-- BEGIN DATASET ROWS --

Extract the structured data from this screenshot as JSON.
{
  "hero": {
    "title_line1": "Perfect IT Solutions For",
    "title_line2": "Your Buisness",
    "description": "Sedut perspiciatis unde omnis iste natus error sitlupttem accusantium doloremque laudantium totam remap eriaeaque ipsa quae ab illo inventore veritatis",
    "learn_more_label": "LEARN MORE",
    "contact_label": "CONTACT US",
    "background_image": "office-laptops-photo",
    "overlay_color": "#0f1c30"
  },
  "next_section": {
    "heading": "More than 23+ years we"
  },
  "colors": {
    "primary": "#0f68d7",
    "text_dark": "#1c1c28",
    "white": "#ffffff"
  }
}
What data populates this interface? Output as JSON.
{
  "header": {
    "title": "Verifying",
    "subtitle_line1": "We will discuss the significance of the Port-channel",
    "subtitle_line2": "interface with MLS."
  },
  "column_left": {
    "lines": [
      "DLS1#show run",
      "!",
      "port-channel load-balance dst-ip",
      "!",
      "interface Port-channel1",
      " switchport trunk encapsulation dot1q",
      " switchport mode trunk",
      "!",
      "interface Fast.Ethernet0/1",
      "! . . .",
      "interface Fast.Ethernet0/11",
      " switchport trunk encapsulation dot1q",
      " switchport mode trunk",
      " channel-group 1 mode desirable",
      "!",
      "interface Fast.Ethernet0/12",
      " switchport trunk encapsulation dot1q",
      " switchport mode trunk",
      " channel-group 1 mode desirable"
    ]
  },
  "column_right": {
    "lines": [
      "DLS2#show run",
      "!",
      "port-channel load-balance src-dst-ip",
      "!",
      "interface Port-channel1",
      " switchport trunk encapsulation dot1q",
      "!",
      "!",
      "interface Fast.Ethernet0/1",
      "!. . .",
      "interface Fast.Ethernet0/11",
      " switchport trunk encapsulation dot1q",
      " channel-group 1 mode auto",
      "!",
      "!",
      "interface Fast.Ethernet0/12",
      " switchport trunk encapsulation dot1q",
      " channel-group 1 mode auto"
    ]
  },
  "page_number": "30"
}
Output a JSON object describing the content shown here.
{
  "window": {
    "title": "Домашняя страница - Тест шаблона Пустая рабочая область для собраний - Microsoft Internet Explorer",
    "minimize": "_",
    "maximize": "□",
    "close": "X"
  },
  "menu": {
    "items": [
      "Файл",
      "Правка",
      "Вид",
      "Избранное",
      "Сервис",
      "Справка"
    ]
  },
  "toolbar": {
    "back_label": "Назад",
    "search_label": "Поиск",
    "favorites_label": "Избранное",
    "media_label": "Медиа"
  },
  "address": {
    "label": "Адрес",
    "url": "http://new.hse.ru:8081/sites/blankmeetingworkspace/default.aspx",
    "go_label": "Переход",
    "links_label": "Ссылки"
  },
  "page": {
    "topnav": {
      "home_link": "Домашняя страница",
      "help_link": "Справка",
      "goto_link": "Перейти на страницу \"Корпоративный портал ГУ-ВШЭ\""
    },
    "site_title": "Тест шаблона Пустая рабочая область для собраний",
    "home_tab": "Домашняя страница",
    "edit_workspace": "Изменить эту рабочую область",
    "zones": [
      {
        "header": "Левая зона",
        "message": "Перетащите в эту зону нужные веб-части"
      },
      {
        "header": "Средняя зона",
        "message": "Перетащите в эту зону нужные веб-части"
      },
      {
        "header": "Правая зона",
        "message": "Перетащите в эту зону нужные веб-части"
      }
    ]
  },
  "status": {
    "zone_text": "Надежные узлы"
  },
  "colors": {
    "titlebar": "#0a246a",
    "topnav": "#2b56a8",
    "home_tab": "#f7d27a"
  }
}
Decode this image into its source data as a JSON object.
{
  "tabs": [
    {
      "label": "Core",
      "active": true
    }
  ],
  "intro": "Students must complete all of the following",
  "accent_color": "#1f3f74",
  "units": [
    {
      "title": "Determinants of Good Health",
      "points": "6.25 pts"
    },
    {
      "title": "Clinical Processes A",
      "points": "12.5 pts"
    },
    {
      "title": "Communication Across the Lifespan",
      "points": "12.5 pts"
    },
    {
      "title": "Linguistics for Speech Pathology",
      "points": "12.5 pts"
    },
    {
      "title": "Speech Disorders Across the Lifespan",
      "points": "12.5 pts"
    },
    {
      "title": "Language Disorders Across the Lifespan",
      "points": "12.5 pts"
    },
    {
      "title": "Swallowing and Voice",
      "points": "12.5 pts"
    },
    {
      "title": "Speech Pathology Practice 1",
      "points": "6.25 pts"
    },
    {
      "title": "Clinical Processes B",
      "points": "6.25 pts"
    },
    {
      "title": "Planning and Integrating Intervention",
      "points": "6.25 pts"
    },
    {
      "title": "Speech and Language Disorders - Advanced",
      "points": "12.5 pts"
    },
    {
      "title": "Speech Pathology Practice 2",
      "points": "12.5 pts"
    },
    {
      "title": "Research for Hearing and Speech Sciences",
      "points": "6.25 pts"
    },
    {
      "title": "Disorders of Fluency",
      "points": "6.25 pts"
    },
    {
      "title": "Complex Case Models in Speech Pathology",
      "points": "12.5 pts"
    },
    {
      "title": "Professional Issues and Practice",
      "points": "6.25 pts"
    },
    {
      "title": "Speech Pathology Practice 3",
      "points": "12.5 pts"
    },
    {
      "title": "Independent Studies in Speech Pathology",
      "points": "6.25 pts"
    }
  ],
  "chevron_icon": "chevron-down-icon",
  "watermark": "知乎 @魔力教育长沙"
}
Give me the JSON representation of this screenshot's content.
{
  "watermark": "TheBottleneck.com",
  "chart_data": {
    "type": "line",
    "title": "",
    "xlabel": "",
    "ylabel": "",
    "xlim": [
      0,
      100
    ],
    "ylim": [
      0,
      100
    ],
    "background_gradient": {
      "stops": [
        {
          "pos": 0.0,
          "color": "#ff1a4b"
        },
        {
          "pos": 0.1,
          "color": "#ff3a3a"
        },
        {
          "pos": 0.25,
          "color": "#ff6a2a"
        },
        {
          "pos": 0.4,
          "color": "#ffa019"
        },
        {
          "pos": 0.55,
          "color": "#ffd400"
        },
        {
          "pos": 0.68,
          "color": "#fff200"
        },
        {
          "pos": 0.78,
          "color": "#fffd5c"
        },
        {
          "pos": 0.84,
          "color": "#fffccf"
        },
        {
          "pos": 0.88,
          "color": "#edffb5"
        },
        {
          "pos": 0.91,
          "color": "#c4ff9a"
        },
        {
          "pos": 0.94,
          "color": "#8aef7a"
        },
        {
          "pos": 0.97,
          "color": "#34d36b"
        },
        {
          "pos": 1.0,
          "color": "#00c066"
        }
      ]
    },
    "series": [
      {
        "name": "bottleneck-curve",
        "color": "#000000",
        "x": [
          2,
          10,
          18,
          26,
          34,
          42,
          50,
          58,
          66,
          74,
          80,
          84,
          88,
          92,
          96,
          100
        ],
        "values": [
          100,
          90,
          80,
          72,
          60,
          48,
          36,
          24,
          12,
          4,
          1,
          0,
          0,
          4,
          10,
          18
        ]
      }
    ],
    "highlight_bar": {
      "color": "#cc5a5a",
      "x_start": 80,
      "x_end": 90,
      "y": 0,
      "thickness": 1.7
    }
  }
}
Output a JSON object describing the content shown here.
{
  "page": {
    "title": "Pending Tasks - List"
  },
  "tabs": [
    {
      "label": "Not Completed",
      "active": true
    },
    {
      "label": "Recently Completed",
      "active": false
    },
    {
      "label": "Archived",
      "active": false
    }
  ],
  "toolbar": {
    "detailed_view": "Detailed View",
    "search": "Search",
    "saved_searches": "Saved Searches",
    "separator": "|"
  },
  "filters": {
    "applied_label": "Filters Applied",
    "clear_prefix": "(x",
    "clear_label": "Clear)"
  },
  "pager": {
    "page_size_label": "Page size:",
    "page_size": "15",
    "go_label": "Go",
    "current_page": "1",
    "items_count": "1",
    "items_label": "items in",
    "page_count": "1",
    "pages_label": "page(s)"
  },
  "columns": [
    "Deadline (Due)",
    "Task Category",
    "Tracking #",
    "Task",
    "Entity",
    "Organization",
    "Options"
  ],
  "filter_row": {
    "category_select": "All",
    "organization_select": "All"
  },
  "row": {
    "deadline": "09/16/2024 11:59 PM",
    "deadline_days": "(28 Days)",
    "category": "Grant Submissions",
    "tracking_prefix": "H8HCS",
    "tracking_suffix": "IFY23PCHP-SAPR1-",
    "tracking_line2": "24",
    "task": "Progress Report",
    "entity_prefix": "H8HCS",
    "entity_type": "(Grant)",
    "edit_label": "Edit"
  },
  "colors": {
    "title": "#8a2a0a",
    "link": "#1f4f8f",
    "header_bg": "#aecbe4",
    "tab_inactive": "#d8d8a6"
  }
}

-- END DATASET ROWS --

Look through the material above and work out how many of its lines contain "JSON". State the number only.

EXERCISE RESPONSE
6